PROBLEM DESCRIPTION:
Which lines have the string "wedge"? Copy all of them from the entries below.

[Saved data entries]
** start **

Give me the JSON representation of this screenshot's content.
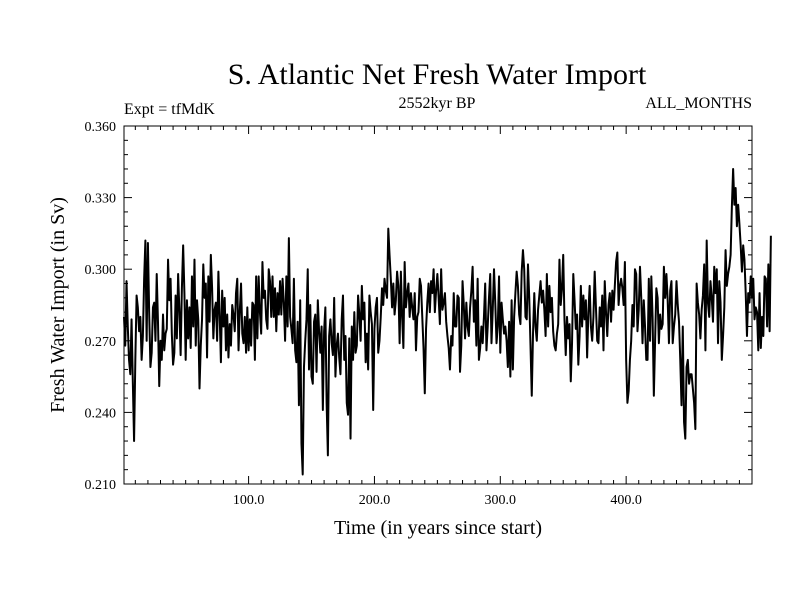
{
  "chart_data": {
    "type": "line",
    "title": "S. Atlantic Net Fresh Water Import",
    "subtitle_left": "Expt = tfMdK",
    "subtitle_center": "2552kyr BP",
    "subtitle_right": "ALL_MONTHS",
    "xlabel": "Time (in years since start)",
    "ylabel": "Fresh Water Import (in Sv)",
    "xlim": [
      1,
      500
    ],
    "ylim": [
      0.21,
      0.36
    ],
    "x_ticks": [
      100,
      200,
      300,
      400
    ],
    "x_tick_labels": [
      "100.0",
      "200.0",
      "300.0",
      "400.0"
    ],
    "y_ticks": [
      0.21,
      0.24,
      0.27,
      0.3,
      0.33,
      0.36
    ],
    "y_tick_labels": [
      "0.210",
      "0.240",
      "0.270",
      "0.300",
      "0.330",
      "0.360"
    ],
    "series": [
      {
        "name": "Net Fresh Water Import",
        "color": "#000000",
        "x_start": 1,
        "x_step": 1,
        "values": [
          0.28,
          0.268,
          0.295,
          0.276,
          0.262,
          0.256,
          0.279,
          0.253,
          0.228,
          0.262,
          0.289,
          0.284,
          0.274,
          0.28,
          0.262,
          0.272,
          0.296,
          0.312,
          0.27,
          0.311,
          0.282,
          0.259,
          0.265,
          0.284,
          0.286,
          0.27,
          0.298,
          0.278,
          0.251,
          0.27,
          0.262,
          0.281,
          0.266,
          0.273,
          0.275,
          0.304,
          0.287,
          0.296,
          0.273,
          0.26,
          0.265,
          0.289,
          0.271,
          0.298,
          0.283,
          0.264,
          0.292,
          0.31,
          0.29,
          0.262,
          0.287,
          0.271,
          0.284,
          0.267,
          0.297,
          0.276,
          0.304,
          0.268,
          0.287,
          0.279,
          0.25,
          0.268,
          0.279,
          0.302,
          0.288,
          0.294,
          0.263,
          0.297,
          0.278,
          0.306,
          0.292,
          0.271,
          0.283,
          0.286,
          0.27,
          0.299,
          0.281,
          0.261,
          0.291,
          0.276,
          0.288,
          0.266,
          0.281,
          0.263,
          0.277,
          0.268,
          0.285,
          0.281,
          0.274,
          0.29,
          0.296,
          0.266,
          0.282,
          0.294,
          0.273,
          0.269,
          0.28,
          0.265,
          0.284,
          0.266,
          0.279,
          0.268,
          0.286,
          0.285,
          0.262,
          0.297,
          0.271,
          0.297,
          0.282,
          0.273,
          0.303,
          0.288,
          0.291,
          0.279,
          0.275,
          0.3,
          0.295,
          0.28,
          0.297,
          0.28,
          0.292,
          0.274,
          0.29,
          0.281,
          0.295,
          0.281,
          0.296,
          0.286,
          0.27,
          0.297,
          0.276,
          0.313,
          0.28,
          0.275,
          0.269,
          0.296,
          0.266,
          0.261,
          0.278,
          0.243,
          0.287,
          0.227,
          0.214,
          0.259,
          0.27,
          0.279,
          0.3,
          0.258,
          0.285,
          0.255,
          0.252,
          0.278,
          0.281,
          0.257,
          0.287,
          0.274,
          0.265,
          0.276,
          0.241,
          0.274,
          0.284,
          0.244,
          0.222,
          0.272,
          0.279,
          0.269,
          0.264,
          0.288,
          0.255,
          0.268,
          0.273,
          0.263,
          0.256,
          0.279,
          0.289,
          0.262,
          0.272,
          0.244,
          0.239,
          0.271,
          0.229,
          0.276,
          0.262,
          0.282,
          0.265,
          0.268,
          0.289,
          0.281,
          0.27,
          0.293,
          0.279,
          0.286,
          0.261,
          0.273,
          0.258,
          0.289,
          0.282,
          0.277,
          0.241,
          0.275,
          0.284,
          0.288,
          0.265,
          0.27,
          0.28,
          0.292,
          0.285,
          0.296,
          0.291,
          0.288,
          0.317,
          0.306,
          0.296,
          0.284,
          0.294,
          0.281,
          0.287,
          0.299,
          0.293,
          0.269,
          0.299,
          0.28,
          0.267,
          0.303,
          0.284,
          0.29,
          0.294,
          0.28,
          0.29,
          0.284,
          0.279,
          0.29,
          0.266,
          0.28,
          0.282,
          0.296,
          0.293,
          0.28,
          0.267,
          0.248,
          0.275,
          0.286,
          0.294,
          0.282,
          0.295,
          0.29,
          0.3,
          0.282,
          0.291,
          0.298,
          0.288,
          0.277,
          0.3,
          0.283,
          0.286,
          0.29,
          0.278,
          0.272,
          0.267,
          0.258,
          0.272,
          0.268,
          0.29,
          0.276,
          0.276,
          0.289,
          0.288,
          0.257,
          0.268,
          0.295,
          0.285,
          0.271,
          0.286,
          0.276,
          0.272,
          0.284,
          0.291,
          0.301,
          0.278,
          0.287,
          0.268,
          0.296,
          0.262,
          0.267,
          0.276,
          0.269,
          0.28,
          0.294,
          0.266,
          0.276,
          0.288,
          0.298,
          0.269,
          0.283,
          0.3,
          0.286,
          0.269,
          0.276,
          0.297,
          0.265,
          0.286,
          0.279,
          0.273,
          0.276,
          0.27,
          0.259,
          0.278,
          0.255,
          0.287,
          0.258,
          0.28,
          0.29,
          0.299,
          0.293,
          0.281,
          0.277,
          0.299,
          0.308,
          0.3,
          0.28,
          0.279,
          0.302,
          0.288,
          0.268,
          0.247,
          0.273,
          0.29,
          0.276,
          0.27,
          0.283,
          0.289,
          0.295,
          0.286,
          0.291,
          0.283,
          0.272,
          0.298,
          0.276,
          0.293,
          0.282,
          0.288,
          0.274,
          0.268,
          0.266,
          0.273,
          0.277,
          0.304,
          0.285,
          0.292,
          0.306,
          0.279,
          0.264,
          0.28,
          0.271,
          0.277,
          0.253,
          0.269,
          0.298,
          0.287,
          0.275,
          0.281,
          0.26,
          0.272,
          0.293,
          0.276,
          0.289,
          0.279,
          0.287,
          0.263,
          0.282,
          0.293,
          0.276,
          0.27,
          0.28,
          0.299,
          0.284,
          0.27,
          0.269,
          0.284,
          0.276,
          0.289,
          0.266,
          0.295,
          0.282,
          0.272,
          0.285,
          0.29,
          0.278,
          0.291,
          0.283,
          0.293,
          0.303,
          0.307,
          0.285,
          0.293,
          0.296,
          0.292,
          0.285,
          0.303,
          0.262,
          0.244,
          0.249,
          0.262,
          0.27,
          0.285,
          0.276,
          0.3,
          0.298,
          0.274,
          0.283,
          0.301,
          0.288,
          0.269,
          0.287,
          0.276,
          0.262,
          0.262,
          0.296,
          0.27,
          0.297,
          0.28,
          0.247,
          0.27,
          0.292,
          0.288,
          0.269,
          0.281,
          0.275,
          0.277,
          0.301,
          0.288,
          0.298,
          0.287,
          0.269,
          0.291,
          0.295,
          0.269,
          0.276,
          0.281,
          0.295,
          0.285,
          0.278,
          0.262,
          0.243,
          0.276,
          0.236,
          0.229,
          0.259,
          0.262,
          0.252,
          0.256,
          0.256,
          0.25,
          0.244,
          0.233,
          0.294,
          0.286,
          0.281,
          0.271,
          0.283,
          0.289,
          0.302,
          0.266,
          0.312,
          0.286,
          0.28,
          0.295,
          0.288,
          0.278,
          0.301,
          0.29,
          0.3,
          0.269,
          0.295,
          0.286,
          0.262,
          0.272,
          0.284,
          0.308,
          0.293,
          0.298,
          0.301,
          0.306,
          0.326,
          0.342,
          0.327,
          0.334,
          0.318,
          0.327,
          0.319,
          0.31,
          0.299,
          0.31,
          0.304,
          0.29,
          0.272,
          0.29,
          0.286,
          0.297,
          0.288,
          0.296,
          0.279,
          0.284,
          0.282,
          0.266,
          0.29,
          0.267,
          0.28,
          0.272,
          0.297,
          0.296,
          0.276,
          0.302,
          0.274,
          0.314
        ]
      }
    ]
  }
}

** end **
** start **

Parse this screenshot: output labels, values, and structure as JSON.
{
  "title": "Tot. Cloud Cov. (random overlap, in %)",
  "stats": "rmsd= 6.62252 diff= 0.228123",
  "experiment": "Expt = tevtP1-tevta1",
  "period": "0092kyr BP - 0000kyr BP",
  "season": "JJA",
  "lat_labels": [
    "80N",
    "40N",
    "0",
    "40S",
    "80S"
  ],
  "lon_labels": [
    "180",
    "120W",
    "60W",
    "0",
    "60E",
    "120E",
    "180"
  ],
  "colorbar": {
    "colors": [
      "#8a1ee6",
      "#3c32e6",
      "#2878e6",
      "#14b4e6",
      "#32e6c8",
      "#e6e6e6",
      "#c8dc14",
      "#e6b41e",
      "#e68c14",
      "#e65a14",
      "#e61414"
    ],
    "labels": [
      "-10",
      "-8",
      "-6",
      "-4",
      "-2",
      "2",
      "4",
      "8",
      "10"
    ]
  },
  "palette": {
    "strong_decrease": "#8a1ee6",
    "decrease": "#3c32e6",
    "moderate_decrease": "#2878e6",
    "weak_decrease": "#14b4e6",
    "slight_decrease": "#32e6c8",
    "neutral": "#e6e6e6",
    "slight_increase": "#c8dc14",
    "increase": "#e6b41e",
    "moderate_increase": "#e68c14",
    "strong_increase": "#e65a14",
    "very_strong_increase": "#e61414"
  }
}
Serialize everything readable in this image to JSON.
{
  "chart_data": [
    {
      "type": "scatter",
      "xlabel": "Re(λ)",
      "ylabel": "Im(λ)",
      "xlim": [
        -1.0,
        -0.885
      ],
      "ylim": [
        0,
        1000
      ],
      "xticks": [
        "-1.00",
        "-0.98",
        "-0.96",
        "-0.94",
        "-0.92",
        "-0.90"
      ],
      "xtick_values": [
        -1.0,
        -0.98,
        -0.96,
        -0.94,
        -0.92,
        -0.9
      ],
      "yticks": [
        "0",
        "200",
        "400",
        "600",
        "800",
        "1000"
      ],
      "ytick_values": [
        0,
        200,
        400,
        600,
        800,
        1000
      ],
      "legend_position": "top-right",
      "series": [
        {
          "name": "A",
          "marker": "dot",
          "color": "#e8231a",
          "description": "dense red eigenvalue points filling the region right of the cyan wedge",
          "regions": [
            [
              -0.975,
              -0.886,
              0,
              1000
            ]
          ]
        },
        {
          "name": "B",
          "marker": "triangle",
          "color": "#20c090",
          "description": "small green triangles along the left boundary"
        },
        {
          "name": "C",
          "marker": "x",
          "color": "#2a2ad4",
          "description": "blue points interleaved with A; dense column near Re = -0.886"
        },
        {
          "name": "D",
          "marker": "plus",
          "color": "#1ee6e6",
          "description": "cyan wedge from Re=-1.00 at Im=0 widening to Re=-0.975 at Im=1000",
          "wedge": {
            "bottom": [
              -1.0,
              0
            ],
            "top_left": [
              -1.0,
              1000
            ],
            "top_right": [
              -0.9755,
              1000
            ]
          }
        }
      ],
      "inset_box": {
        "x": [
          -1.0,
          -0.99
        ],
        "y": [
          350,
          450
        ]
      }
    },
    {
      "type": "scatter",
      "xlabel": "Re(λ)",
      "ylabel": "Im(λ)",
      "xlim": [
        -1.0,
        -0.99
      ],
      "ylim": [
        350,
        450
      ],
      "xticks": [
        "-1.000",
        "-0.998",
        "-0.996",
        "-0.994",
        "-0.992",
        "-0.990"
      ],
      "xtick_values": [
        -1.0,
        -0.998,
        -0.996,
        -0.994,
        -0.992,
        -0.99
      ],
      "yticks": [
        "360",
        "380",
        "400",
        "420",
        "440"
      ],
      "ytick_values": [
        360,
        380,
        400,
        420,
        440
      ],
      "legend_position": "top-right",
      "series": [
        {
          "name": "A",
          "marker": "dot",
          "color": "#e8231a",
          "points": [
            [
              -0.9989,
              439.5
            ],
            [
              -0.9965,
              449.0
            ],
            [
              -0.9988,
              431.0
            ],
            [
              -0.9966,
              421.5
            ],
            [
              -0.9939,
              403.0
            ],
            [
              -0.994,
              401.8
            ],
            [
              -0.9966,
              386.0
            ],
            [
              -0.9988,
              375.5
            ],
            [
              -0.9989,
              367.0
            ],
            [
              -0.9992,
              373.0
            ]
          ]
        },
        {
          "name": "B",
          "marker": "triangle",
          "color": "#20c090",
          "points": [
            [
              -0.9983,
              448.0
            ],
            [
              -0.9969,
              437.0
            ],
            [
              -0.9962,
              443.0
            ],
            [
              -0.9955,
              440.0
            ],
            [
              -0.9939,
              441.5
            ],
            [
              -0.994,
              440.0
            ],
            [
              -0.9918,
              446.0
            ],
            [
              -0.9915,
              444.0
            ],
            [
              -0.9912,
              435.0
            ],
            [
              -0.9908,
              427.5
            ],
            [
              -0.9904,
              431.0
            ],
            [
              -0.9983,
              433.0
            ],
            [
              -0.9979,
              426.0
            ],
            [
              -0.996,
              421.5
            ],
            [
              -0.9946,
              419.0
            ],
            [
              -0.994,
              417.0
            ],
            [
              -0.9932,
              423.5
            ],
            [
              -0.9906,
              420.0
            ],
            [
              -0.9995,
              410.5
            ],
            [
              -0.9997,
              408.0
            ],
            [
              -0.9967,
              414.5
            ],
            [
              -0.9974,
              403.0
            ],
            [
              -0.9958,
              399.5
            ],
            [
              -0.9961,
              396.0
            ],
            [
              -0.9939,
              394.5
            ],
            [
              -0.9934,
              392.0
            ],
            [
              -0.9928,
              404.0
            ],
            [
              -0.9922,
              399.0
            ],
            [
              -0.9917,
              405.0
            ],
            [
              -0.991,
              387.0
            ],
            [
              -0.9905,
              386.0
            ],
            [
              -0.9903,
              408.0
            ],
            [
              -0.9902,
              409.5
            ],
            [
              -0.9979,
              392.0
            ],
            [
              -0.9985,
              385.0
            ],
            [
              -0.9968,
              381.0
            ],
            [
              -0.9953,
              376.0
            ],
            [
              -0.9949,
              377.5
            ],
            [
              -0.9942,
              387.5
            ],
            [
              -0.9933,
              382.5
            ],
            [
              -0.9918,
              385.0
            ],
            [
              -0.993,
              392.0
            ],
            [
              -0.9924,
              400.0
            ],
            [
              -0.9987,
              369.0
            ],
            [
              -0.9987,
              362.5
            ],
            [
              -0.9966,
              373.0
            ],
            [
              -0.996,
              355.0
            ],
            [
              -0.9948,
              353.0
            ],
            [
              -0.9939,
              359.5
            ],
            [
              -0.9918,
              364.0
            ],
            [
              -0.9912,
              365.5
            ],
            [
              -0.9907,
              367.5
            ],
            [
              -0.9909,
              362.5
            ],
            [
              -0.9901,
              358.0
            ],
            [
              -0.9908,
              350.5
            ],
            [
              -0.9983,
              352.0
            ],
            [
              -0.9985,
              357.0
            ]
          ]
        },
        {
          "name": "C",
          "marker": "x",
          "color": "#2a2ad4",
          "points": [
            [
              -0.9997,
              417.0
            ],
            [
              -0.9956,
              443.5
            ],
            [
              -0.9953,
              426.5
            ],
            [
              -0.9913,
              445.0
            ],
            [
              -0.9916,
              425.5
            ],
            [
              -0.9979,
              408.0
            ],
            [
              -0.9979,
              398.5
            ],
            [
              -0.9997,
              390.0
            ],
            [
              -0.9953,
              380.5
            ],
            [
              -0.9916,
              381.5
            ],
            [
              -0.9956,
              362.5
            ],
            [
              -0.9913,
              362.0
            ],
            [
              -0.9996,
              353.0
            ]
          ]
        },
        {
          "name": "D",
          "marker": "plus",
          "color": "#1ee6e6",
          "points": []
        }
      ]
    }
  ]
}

** end **

ANSWER TO THE PROBLEM:
          "description": "dense red eigenvalue points filling the region right of the cyan wedge",
          "description": "cyan wedge from Re=-1.00 at Im=0 widening to Re=-0.975 at Im=1000",
          "wedge": {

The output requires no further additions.